■ **DESCRIPTION OF THE TASK**: Work out how many lines of the listing hold "beiden", then state only that count.

■ **DATA SHOWN**:
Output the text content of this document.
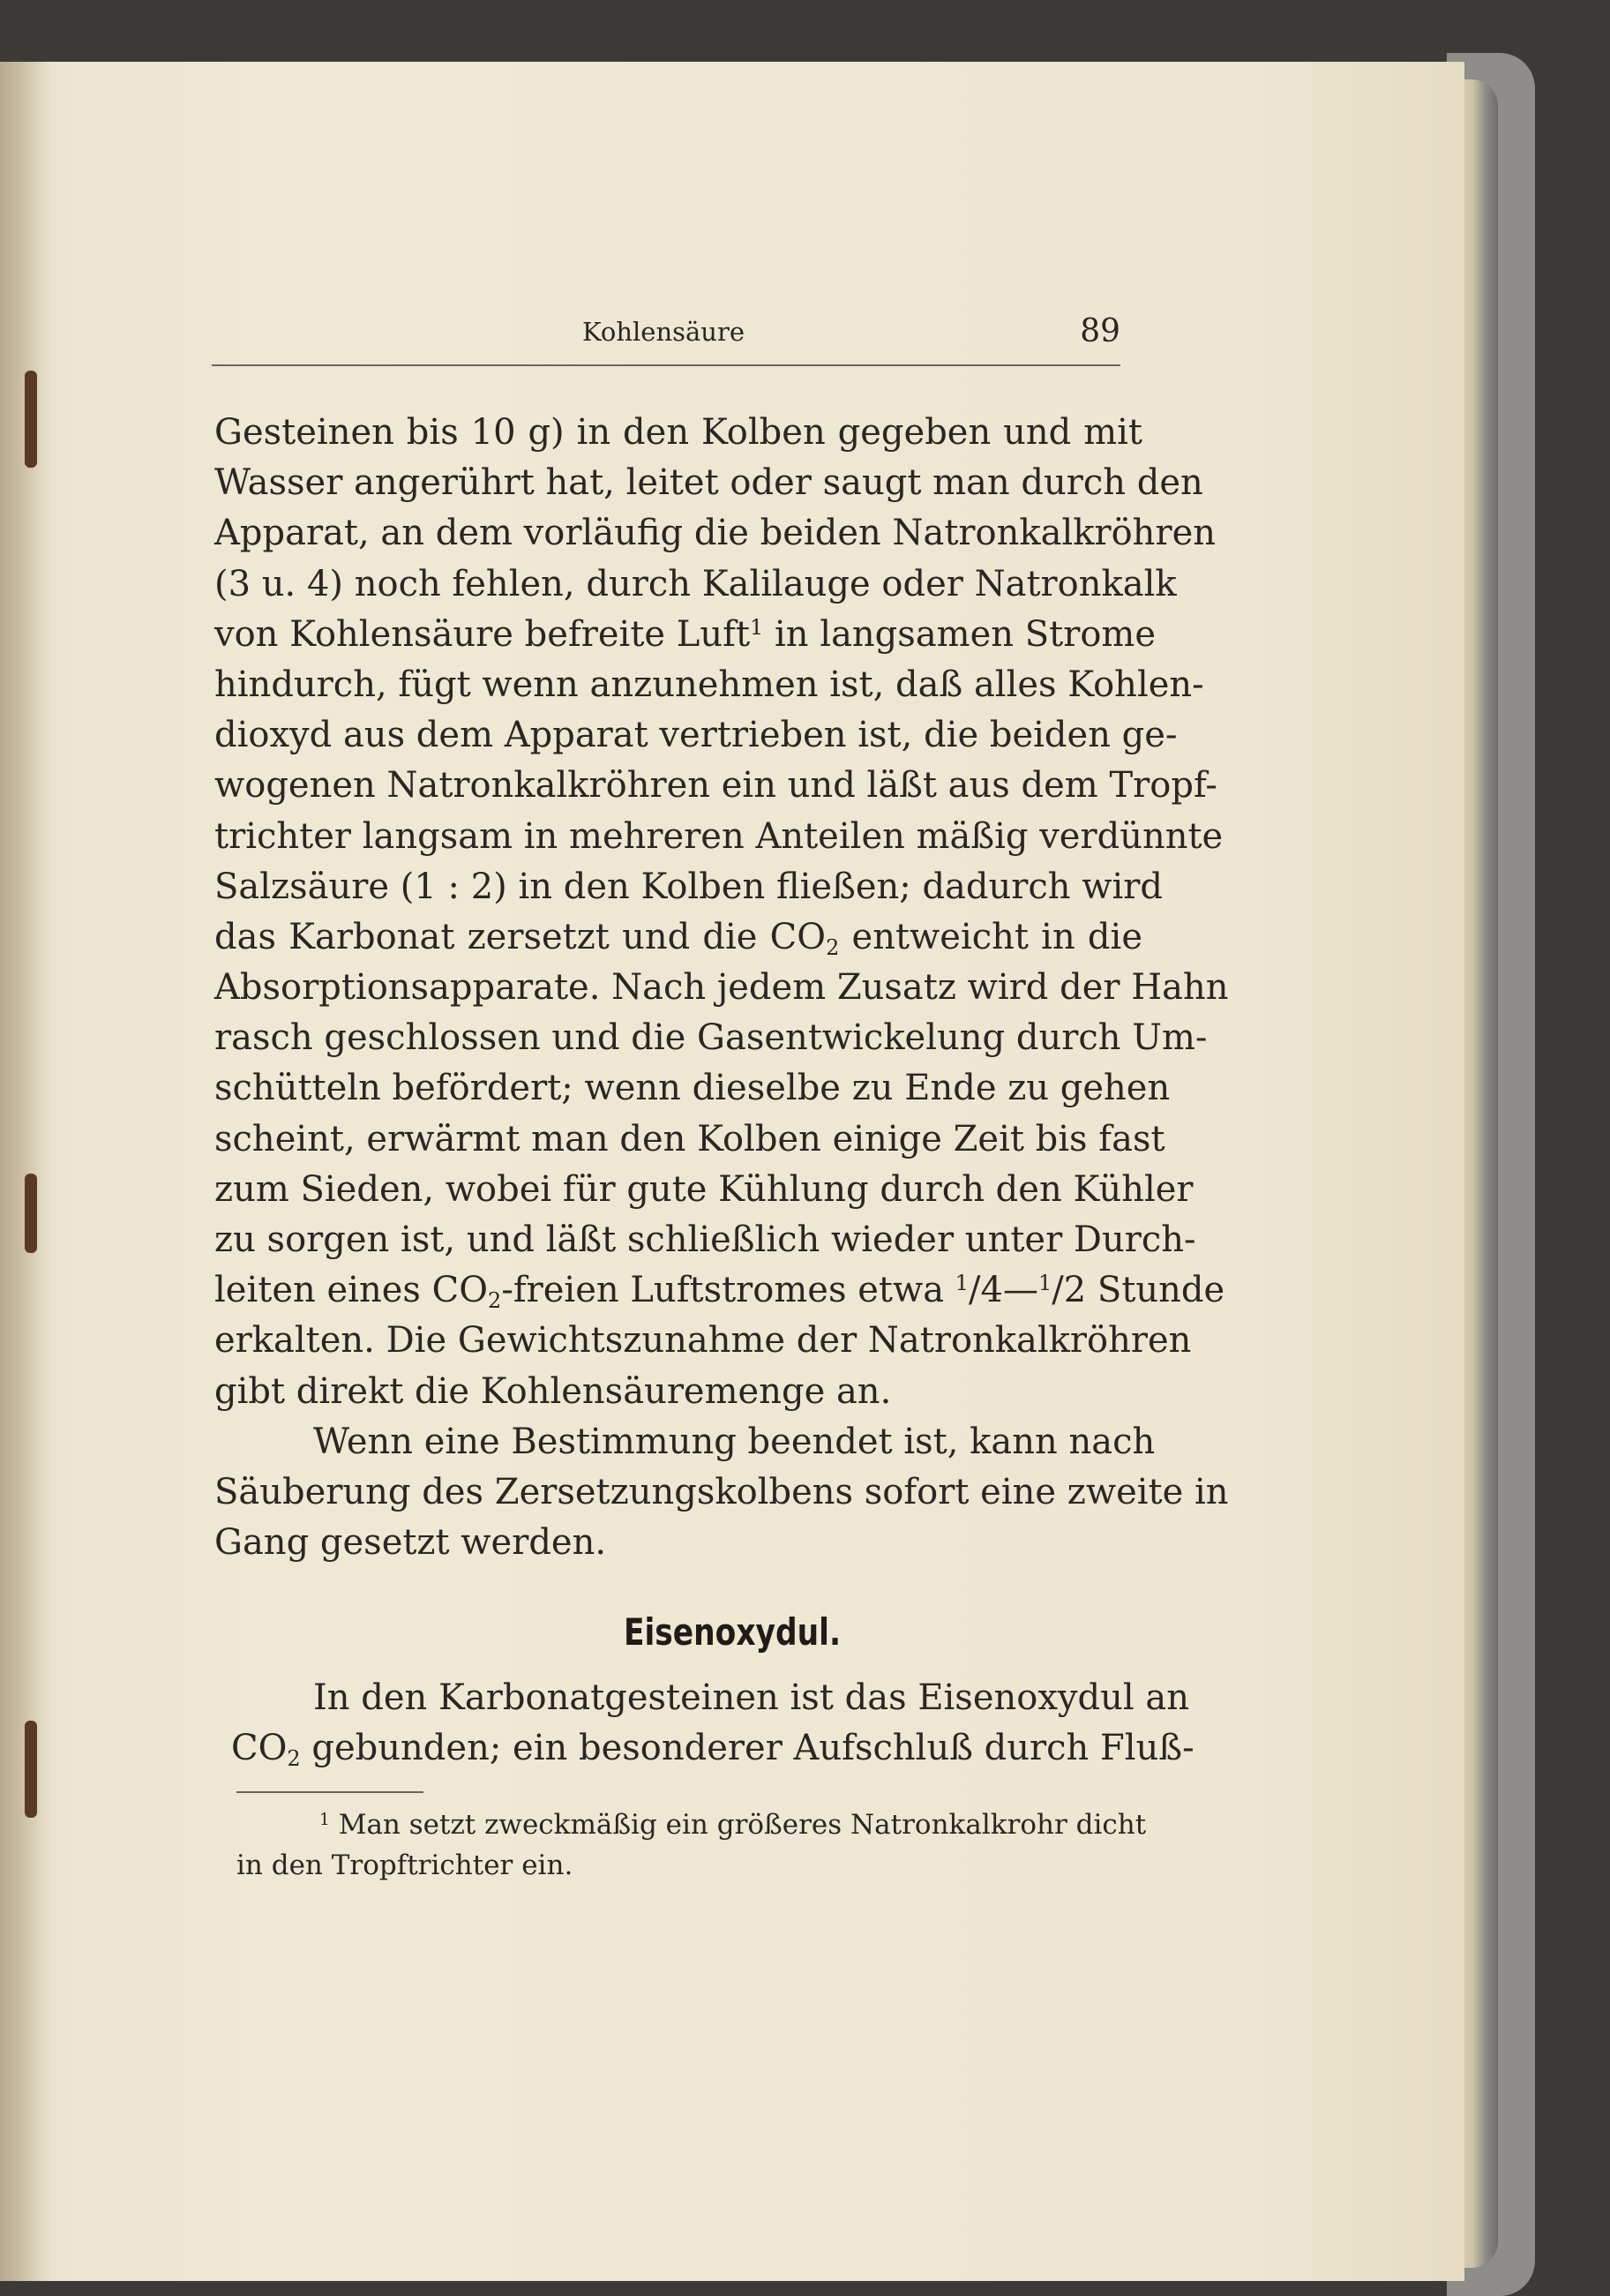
Kohlensäure	89
Gesteinen bis 10 g) in den Kolben gegeben und mit
Wasser angerührt hat, leitet oder saugt man durch den
Apparat, an dem vorläufig die beiden Natronkalkröhren
(3 u. 4) noch fehlen, durch Kalilauge oder Natronkalk
von Kohlensäure befreite Luft$^1$ in langsamen Strome
hindurch, fügt wenn anzunehmen ist, daß alles Kohlen-
dioxyd aus dem Apparat vertrieben ist, die beiden ge-
wogenen Natronkalkröhren ein und läßt aus dem Tropf-
trichter langsam in mehreren Anteilen mäßig verdünnte
Salzsäure (1 : 2) in den Kolben fließen; dadurch wird
das Karbonat zersetzt und die $CO_2$ entweicht in die
Absorptionsapparate. Nach jedem Zusatz wird der Hahn
rasch geschlossen und die Gasentwickelung durch Um-
schütteln befördert; wenn dieselbe zu Ende zu gehen
scheint, erwärmt man den Kolben einige Zeit bis fast
zum Sieden, wobei für gute Kühlung durch den Kühler
zu sorgen ist, und läßt schließlich wieder unter Durch-
leiten eines $CO_2$-freien Luftstromes etwa $^1$/4—$^1$/2 Stunde
erkalten. Die Gewichtszunahme der Natronkalkröhren
gibt direkt die Kohlensäuremenge an.
Wenn eine Bestimmung beendet ist, kann nach
Säuberung des Zersetzungskolbens sofort eine zweite in
Gang gesetzt werden.
Eisenoxydul.
In den Karbonatgesteinen ist das Eisenoxydul an
$CO_2$ gebunden; ein besonderer Aufschluß durch Fluß-
$^1$ Man setzt zweckmäßig ein größeres Natronkalkrohr dicht
in den Tropftrichter ein.
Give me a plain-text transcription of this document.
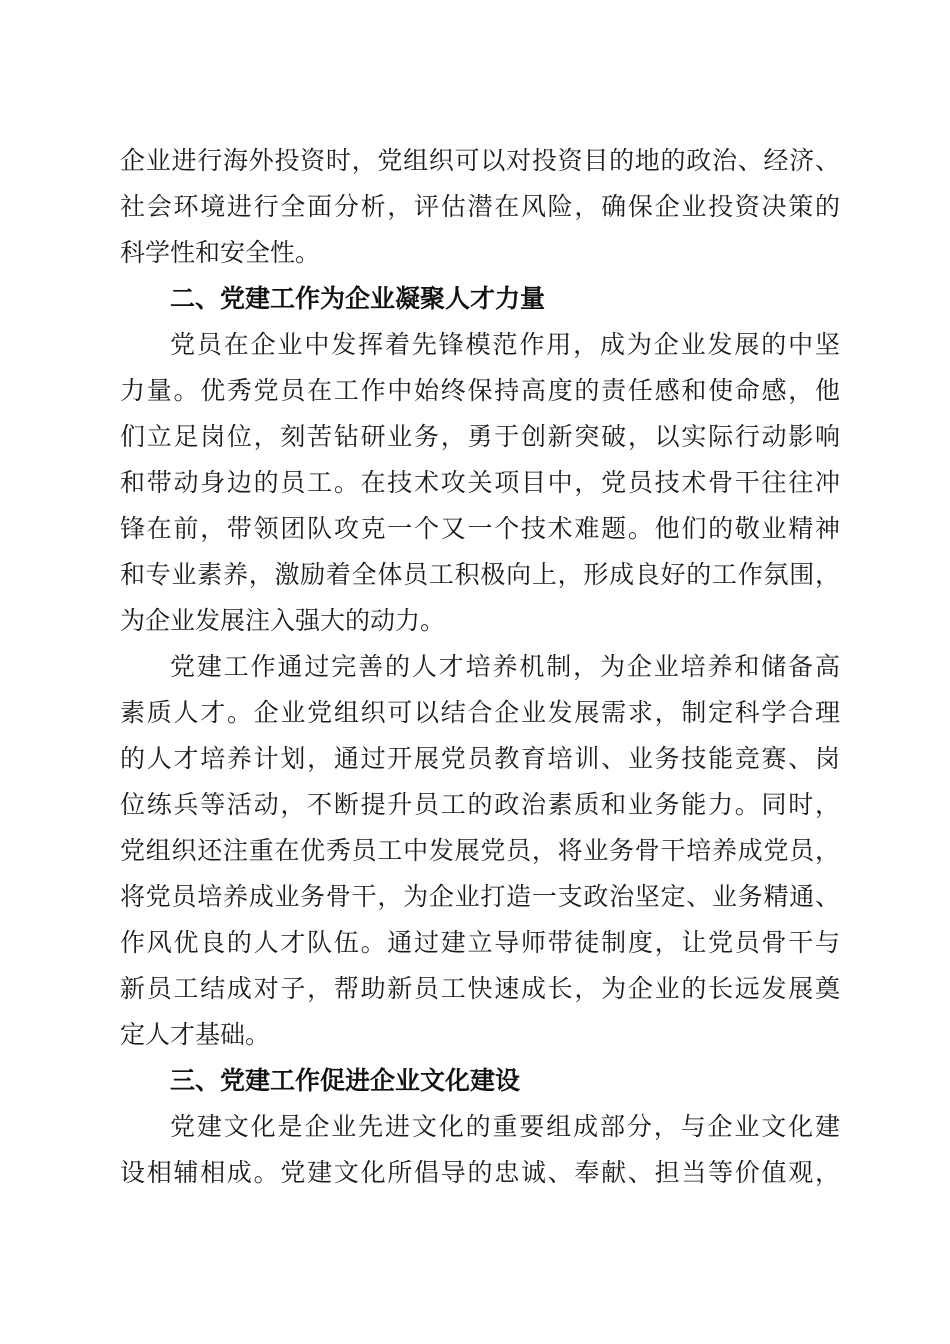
企业进行海外投资时，党组织可以对投资目的地的政治、经济、

社会环境进行全面分析，评估潜在风险，确保企业投资决策的

科学性和安全性。

二、党建工作为企业凝聚人才力量

党员在企业中发挥着先锋模范作用，成为企业发展的中坚

力量。优秀党员在工作中始终保持高度的责任感和使命感，他

们立足岗位，刻苦钻研业务，勇于创新突破，以实际行动影响

和带动身边的员工。在技术攻关项目中，党员技术骨干往往冲

锋在前，带领团队攻克一个又一个技术难题。他们的敬业精神

和专业素养，激励着全体员工积极向上，形成良好的工作氛围，

为企业发展注入强大的动力。

党建工作通过完善的人才培养机制，为企业培养和储备高

素质人才。企业党组织可以结合企业发展需求，制定科学合理

的人才培养计划，通过开展党员教育培训、业务技能竞赛、岗

位练兵等活动，不断提升员工的政治素质和业务能力。同时，

党组织还注重在优秀员工中发展党员，将业务骨干培养成党员，

将党员培养成业务骨干，为企业打造一支政治坚定、业务精通、

作风优良的人才队伍。通过建立导师带徒制度，让党员骨干与

新员工结成对子，帮助新员工快速成长，为企业的长远发展奠

定人才基础。

三、党建工作促进企业文化建设

党建文化是企业先进文化的重要组成部分，与企业文化建

设相辅相成。党建文化所倡导的忠诚、奉献、担当等价值观，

■ **SOLUTION TO THIS EXERCISE**: 2